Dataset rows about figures

════════

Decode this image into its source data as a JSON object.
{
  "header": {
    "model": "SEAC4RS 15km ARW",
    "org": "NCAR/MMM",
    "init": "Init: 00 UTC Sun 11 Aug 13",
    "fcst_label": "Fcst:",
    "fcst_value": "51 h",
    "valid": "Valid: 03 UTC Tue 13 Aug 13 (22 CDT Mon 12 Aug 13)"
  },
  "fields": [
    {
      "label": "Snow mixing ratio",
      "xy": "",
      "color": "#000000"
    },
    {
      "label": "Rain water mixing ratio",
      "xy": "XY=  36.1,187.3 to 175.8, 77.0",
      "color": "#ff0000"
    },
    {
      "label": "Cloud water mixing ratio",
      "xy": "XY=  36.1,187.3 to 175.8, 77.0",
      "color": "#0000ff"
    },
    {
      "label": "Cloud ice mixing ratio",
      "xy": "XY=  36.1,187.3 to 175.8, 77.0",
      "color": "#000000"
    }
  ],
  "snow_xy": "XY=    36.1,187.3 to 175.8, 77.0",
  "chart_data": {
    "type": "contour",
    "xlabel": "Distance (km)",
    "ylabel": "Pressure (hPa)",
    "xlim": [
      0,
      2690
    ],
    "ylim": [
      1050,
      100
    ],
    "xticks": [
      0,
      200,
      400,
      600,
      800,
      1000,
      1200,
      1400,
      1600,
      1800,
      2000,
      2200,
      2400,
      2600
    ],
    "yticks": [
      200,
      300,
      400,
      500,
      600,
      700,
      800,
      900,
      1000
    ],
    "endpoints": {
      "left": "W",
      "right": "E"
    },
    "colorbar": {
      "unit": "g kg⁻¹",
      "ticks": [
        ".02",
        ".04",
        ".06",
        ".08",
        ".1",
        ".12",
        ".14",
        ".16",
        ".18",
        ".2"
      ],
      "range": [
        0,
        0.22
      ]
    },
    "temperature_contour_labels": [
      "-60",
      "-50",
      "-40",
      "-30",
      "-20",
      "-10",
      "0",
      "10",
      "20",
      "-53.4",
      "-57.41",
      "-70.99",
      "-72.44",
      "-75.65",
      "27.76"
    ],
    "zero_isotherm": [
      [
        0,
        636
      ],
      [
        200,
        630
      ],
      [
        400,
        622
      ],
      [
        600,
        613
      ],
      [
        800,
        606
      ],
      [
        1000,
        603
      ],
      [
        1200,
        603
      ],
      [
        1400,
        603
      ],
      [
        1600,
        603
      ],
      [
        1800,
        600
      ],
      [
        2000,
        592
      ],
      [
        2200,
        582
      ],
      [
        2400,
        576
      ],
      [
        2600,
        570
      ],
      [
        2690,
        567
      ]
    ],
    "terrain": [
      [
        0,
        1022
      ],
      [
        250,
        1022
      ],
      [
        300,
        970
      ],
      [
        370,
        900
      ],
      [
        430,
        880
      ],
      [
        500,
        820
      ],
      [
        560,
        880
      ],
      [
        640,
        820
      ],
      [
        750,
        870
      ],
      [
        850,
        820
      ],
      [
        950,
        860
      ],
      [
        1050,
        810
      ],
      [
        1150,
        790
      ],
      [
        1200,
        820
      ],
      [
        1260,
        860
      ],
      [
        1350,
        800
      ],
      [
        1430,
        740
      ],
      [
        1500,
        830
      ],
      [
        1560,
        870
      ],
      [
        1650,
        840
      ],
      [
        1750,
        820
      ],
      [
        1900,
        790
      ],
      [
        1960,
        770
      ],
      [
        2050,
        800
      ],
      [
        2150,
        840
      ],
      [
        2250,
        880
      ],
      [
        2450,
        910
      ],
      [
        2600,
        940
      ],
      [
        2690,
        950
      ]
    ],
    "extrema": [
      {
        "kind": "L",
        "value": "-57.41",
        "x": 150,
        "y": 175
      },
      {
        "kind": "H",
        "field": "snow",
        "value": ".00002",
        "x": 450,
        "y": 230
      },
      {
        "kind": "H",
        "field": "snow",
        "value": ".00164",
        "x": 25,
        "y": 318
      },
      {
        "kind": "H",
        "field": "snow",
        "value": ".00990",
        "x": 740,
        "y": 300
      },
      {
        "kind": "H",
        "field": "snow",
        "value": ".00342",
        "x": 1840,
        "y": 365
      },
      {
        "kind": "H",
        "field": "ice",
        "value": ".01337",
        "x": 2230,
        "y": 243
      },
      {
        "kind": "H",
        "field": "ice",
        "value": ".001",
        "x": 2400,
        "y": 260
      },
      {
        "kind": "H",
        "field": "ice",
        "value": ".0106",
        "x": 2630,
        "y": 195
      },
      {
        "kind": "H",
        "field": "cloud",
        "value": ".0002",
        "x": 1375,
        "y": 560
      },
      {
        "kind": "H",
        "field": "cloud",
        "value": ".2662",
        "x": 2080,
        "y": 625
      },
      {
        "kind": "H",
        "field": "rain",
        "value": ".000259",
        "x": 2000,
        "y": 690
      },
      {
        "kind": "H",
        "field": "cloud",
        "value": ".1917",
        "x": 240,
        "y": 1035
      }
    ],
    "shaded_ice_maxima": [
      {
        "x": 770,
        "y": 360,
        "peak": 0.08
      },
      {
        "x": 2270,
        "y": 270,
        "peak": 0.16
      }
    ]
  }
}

════════

Challenge :: The listing above must be transcribed exactly, line by line.

Result of this task ::
Decode this image into its source data as a JSON object.
{
  "header": {
    "model": "SEAC4RS 15km ARW",
    "org": "NCAR/MMM",
    "init": "Init: 00 UTC Sun 11 Aug 13",
    "fcst_label": "Fcst:",
    "fcst_value": "51 h",
    "valid": "Valid: 03 UTC Tue 13 Aug 13 (22 CDT Mon 12 Aug 13)"
  },
  "fields": [
    {
      "label": "Snow mixing ratio",
      "xy": "",
      "color": "#000000"
    },
    {
      "label": "Rain water mixing ratio",
      "xy": "XY=  36.1,187.3 to 175.8, 77.0",
      "color": "#ff0000"
    },
    {
      "label": "Cloud water mixing ratio",
      "xy": "XY=  36.1,187.3 to 175.8, 77.0",
      "color": "#0000ff"
    },
    {
      "label": "Cloud ice mixing ratio",
      "xy": "XY=  36.1,187.3 to 175.8, 77.0",
      "color": "#000000"
    }
  ],
  "snow_xy": "XY=    36.1,187.3 to 175.8, 77.0",
  "chart_data": {
    "type": "contour",
    "xlabel": "Distance (km)",
    "ylabel": "Pressure (hPa)",
    "xlim": [
      0,
      2690
    ],
    "ylim": [
      1050,
      100
    ],
    "xticks": [
      0,
      200,
      400,
      600,
      800,
      1000,
      1200,
      1400,
      1600,
      1800,
      2000,
      2200,
      2400,
      2600
    ],
    "yticks": [
      200,
      300,
      400,
      500,
      600,
      700,
      800,
      900,
      1000
    ],
    "endpoints": {
      "left": "W",
      "right": "E"
    },
    "colorbar": {
      "unit": "g kg⁻¹",
      "ticks": [
        ".02",
        ".04",
        ".06",
        ".08",
        ".1",
        ".12",
        ".14",
        ".16",
        ".18",
        ".2"
      ],
      "range": [
        0,
        0.22
      ]
    },
    "temperature_contour_labels": [
      "-60",
      "-50",
      "-40",
      "-30",
      "-20",
      "-10",
      "0",
      "10",
      "20",
      "-53.4",
      "-57.41",
      "-70.99",
      "-72.44",
      "-75.65",
      "27.76"
    ],
    "zero_isotherm": [
      [
        0,
        636
      ],
      [
        200,
        630
      ],
      [
        400,
        622
      ],
      [
        600,
        613
      ],
      [
        800,
        606
      ],
      [
        1000,
        603
      ],
      [
        1200,
        603
      ],
      [
        1400,
        603
      ],
      [
        1600,
        603
      ],
      [
        1800,
        600
      ],
      [
        2000,
        592
      ],
      [
        2200,
        582
      ],
      [
        2400,
        576
      ],
      [
        2600,
        570
      ],
      [
        2690,
        567
      ]
    ],
    "terrain": [
      [
        0,
        1022
      ],
      [
        250,
        1022
      ],
      [
        300,
        970
      ],
      [
        370,
        900
      ],
      [
        430,
        880
      ],
      [
        500,
        820
      ],
      [
        560,
        880
      ],
      [
        640,
        820
      ],
      [
        750,
        870
      ],
      [
        850,
        820
      ],
      [
        950,
        860
      ],
      [
        1050,
        810
      ],
      [
        1150,
        790
      ],
      [
        1200,
        820
      ],
      [
        1260,
        860
      ],
      [
        1350,
        800
      ],
      [
        1430,
        740
      ],
      [
        1500,
        830
      ],
      [
        1560,
        870
      ],
      [
        1650,
        840
      ],
      [
        1750,
        820
      ],
      [
        1900,
        790
      ],
      [
        1960,
        770
      ],
      [
        2050,
        800
      ],
      [
        2150,
        840
      ],
      [
        2250,
        880
      ],
      [
        2450,
        910
      ],
      [
        2600,
        940
      ],
      [
        2690,
        950
      ]
    ],
    "extrema": [
      {
        "kind": "L",
        "value": "-57.41",
        "x": 150,
        "y": 175
      },
      {
        "kind": "H",
        "field": "snow",
        "value": ".00002",
        "x": 450,
        "y": 230
      },
      {
        "kind": "H",
        "field": "snow",
        "value": ".00164",
        "x": 25,
        "y": 318
      },
      {
        "kind": "H",
        "field": "snow",
        "value": ".00990",
        "x": 740,
        "y": 300
      },
      {
        "kind": "H",
        "field": "snow",
        "value": ".00342",
        "x": 1840,
        "y": 365
      },
      {
        "kind": "H",
        "field": "ice",
        "value": ".01337",
        "x": 2230,
        "y": 243
      },
      {
        "kind": "H",
        "field": "ice",
        "value": ".001",
        "x": 2400,
        "y": 260
      },
      {
        "kind": "H",
        "field": "ice",
        "value": ".0106",
        "x": 2630,
        "y": 195
      },
      {
        "kind": "H",
        "field": "cloud",
        "value": ".0002",
        "x": 1375,
        "y": 560
      },
      {
        "kind": "H",
        "field": "cloud",
        "value": ".2662",
        "x": 2080,
        "y": 625
      },
      {
        "kind": "H",
        "field": "rain",
        "value": ".000259",
        "x": 2000,
        "y": 690
      },
      {
        "kind": "H",
        "field": "cloud",
        "value": ".1917",
        "x": 240,
        "y": 1035
      }
    ],
    "shaded_ice_maxima": [
      {
        "x": 770,
        "y": 360,
        "peak": 0.08
      },
      {
        "x": 2270,
        "y": 270,
        "peak": 0.16
      }
    ]
  }
}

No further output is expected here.